* [Required work]:
Reproduce the records below verbatim, line for line, and omit the picture from your output.

— START Data shown —

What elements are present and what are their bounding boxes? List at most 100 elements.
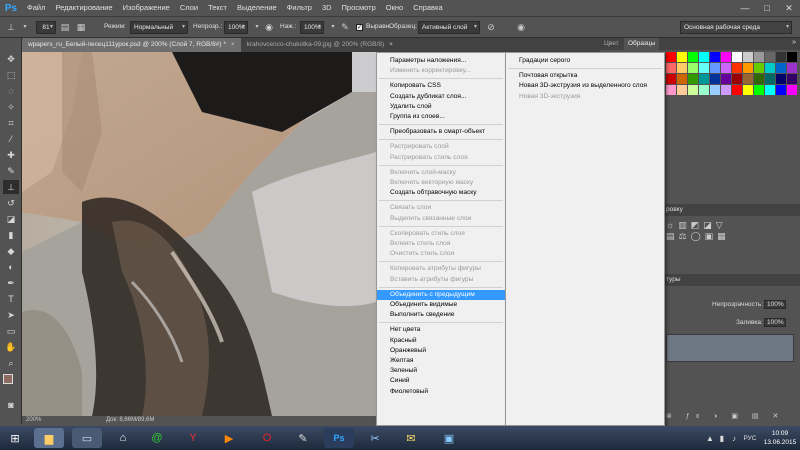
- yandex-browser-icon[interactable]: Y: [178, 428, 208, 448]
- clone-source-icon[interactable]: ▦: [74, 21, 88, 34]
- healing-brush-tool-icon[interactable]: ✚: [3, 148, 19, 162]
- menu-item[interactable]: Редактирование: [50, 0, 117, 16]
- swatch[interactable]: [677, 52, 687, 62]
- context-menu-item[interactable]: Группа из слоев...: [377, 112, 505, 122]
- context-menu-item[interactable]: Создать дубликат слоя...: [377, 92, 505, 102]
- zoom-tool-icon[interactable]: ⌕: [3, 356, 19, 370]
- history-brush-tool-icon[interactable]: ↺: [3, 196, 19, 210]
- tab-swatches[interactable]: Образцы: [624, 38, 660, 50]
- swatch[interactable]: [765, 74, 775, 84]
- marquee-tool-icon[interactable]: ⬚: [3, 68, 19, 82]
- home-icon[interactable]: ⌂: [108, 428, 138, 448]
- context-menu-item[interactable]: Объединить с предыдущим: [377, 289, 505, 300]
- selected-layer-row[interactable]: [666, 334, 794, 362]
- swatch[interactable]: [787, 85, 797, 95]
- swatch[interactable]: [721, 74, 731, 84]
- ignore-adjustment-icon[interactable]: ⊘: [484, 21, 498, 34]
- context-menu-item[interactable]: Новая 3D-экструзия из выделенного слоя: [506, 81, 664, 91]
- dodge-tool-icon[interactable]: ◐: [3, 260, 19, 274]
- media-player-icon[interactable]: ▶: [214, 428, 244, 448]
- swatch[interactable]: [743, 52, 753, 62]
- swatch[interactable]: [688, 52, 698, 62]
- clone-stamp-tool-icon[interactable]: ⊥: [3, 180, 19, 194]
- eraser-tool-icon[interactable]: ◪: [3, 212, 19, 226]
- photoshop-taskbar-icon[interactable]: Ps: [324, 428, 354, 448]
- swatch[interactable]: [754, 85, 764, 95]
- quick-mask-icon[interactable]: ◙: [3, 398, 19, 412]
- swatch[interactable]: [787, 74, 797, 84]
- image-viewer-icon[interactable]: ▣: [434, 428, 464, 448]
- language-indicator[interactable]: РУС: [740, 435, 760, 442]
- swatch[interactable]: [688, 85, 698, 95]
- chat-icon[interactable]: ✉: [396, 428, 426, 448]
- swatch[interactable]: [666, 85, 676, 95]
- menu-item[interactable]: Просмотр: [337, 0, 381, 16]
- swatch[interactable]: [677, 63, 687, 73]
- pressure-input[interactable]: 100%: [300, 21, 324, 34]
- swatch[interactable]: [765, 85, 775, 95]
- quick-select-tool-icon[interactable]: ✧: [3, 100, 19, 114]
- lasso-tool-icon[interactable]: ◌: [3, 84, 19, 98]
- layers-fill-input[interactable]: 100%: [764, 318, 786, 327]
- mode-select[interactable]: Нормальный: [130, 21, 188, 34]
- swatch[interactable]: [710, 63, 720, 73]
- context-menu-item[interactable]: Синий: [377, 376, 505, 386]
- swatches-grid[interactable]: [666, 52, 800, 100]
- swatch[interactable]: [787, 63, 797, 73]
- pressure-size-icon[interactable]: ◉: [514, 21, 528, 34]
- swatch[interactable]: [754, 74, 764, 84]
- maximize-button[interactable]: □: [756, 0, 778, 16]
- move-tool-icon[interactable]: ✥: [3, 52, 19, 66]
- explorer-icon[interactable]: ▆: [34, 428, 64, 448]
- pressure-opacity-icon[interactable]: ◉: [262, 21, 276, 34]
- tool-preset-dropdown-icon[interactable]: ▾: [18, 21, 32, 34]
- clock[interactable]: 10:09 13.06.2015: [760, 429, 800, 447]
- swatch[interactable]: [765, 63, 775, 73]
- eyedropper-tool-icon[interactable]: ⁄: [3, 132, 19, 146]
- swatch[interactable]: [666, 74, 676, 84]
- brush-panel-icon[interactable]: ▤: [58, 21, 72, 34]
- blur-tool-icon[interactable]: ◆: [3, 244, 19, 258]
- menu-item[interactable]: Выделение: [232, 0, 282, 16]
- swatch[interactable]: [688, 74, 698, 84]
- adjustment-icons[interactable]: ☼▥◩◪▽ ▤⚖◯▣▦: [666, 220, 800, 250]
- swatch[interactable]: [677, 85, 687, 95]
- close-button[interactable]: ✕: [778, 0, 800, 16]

— END Data shown —

* [Expected output]:
What elements are present and what are their bounding boxes? List at most 100 elements.
- yandex-browser-icon[interactable]: Y: [178, 428, 208, 448]
- clone-source-icon[interactable]: ▦: [74, 21, 88, 34]
- healing-brush-tool-icon[interactable]: ✚: [3, 148, 19, 162]
- menu-item[interactable]: Редактирование: [50, 0, 117, 16]
- swatch[interactable]: [677, 52, 687, 62]
- context-menu-item[interactable]: Группа из слоев...: [377, 112, 505, 122]
- context-menu-item[interactable]: Создать дубликат слоя...: [377, 92, 505, 102]
- zoom-tool-icon[interactable]: ⌕: [3, 356, 19, 370]
- history-brush-tool-icon[interactable]: ↺: [3, 196, 19, 210]
- tab-swatches[interactable]: Образцы: [624, 38, 660, 50]
- swatch[interactable]: [765, 74, 775, 84]
- marquee-tool-icon[interactable]: ⬚: [3, 68, 19, 82]
- home-icon[interactable]: ⌂: [108, 428, 138, 448]
- context-menu-item[interactable]: Объединить с предыдущим: [377, 289, 505, 300]
- selected-layer-row[interactable]: [666, 334, 794, 362]
- swatch[interactable]: [787, 85, 797, 95]
- swatch[interactable]: [721, 74, 731, 84]
- ignore-adjustment-icon[interactable]: ⊘: [484, 21, 498, 34]
- context-menu-item[interactable]: Новая 3D-экструзия из выделенного слоя: [506, 81, 664, 91]
- dodge-tool-icon[interactable]: ◐: [3, 260, 19, 274]
- media-player-icon[interactable]: ▶: [214, 428, 244, 448]
- swatch[interactable]: [743, 52, 753, 62]
- swatch[interactable]: [688, 52, 698, 62]
- clone-stamp-tool-icon[interactable]: ⊥: [3, 180, 19, 194]
- eraser-tool-icon[interactable]: ◪: [3, 212, 19, 226]
- photoshop-taskbar-icon[interactable]: Ps: [324, 428, 354, 448]
- swatch[interactable]: [754, 85, 764, 95]
- quick-mask-icon[interactable]: ◙: [3, 398, 19, 412]
- swatch[interactable]: [787, 74, 797, 84]
- image-viewer-icon[interactable]: ▣: [434, 428, 464, 448]
- language-indicator[interactable]: РУС: [740, 435, 760, 442]
- swatch[interactable]: [688, 85, 698, 95]
- chat-icon[interactable]: ✉: [396, 428, 426, 448]
- swatch[interactable]: [666, 85, 676, 95]
- menu-item[interactable]: Просмотр: [337, 0, 381, 16]
- swatch[interactable]: [677, 63, 687, 73]
- pressure-input[interactable]: 100%: [300, 21, 324, 34]
- swatch[interactable]: [765, 85, 775, 95]
- quick-select-tool-icon[interactable]: ✧: [3, 100, 19, 114]
- lasso-tool-icon[interactable]: ◌: [3, 84, 19, 98]
- layers-fill-input[interactable]: 100%: [764, 318, 786, 327]
- mode-select[interactable]: Нормальный: [130, 21, 188, 34]
- swatch[interactable]: [710, 63, 720, 73]
- context-menu-item[interactable]: Синий: [377, 376, 505, 386]
- swatches-grid[interactable]: [666, 52, 800, 100]
- swatch[interactable]: [787, 63, 797, 73]
- pressure-size-icon[interactable]: ◉: [514, 21, 528, 34]
- swatch[interactable]: [754, 74, 764, 84]
- maximize-button[interactable]: □: [756, 0, 778, 16]
- move-tool-icon[interactable]: ✥: [3, 52, 19, 66]
- explorer-icon[interactable]: ▆: [34, 428, 64, 448]
- pressure-opacity-icon[interactable]: ◉: [262, 21, 276, 34]
- tool-preset-dropdown-icon[interactable]: ▾: [18, 21, 32, 34]
- clock[interactable]: 10:09 13.06.2015: [760, 429, 800, 447]
- swatch[interactable]: [765, 63, 775, 73]
- eyedropper-tool-icon[interactable]: ⁄: [3, 132, 19, 146]
- swatch[interactable]: [666, 74, 676, 84]
- brush-panel-icon[interactable]: ▤: [58, 21, 72, 34]
- blur-tool-icon[interactable]: ◆: [3, 244, 19, 258]
- menu-item[interactable]: Выделение: [232, 0, 282, 16]
- swatch[interactable]: [688, 74, 698, 84]
- adjustment-icons[interactable]: ☼▥◩◪▽ ▤⚖◯▣▦: [666, 220, 800, 250]
- swatch[interactable]: [677, 85, 687, 95]
- close-button[interactable]: ✕: [778, 0, 800, 16]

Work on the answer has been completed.